▼
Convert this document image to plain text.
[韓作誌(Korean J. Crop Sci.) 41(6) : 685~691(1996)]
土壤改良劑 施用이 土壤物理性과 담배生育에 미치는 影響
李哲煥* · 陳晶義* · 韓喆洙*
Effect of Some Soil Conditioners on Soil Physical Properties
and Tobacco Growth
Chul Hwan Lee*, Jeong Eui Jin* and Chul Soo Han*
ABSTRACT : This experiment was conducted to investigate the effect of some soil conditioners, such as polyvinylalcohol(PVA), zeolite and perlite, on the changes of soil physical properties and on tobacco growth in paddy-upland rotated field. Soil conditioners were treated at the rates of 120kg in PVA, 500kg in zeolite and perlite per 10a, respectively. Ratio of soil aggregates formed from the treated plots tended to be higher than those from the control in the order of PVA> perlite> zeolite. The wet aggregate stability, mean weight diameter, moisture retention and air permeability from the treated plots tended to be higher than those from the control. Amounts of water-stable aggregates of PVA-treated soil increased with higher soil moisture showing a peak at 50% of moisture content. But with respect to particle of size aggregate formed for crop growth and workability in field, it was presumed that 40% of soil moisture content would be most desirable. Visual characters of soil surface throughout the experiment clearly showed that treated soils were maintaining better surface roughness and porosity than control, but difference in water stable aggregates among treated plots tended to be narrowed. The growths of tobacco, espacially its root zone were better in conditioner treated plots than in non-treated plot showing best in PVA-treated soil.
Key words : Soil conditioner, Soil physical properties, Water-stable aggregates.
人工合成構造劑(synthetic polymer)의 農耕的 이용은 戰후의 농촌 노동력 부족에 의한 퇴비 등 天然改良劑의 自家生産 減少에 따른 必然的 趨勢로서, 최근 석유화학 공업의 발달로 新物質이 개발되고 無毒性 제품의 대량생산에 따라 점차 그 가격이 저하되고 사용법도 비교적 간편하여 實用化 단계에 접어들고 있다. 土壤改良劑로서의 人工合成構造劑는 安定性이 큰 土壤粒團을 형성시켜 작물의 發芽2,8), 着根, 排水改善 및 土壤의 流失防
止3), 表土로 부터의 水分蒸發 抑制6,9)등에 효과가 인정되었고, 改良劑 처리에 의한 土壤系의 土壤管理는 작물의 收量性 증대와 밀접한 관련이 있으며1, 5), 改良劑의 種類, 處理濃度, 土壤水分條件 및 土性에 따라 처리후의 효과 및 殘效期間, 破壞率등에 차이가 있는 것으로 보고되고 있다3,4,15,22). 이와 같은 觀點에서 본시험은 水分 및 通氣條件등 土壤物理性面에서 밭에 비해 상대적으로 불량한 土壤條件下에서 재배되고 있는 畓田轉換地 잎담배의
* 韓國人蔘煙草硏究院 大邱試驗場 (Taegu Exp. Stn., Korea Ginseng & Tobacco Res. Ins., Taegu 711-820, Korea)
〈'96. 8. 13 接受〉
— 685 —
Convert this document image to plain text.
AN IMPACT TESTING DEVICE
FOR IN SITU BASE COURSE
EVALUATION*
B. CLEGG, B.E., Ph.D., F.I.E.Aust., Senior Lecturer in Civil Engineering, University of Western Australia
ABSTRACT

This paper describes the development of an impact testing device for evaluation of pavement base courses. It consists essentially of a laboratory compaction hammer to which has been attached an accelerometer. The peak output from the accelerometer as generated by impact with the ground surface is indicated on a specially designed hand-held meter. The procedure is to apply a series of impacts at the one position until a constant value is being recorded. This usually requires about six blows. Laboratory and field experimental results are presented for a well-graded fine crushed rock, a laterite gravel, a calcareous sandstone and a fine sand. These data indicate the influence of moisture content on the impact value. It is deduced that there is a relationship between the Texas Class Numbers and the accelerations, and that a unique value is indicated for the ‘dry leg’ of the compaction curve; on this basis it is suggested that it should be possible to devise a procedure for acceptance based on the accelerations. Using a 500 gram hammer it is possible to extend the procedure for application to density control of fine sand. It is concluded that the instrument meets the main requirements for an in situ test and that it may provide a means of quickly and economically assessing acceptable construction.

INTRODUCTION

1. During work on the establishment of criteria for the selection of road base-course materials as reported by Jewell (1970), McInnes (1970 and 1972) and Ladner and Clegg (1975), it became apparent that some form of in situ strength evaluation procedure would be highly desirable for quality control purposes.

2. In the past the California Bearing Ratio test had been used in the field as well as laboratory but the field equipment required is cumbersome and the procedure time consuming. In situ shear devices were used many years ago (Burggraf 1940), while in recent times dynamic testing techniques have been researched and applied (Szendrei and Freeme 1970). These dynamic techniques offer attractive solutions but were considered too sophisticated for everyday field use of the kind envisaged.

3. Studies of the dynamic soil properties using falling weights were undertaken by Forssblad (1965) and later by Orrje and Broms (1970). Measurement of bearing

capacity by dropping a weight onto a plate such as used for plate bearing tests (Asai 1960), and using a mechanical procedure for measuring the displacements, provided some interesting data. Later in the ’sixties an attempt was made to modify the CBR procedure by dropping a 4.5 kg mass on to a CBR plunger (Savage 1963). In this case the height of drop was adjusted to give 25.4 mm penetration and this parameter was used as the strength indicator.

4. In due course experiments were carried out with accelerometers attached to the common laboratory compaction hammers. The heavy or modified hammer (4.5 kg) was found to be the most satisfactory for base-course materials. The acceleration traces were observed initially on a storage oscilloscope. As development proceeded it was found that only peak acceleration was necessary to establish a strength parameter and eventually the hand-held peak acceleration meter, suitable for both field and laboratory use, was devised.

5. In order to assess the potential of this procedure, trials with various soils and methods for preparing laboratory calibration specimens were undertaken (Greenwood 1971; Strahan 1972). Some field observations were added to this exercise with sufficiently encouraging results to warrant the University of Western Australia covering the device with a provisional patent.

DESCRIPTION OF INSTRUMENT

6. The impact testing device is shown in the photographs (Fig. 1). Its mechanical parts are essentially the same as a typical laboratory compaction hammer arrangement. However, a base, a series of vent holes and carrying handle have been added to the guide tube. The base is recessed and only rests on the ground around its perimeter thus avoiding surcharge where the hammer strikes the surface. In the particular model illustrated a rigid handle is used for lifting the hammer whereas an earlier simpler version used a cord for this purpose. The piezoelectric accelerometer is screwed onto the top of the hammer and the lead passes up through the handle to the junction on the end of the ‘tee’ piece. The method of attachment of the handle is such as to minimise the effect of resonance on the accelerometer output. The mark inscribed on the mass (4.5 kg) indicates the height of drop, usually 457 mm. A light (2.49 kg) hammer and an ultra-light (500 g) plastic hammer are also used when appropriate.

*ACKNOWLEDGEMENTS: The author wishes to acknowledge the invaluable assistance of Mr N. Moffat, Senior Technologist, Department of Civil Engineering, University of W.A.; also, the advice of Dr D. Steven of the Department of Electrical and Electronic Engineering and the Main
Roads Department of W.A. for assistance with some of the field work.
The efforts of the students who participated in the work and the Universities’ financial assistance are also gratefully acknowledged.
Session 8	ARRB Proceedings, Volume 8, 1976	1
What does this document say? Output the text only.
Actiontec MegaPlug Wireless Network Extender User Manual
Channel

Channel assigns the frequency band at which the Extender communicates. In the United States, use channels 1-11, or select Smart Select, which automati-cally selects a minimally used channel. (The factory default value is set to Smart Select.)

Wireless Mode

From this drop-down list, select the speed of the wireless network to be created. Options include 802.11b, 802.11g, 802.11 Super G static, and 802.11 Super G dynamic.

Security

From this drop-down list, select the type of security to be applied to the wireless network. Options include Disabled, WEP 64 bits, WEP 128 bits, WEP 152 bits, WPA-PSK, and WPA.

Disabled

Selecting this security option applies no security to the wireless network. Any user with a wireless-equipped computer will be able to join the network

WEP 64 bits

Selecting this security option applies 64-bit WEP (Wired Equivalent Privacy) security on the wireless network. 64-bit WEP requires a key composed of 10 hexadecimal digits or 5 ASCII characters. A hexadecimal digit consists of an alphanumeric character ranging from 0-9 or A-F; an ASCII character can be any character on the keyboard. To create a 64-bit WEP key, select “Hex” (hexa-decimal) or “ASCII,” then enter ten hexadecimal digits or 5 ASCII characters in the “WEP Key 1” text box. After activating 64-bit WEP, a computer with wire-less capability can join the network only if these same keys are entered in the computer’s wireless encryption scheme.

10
▲
WRITTEN EXERCISE:
Extract all lines from the data in which "Extender" is found.

ANSWER TO THE PROBLEM:
Actiontec MegaPlug Wireless Network Extender User Manual
Channel assigns the frequency band at which the Extender communicates. In the United States, use channels 1-11, or select Smart Select, which automati-cally selects a minimally used channel. (The factory default value is set to Smart Select.)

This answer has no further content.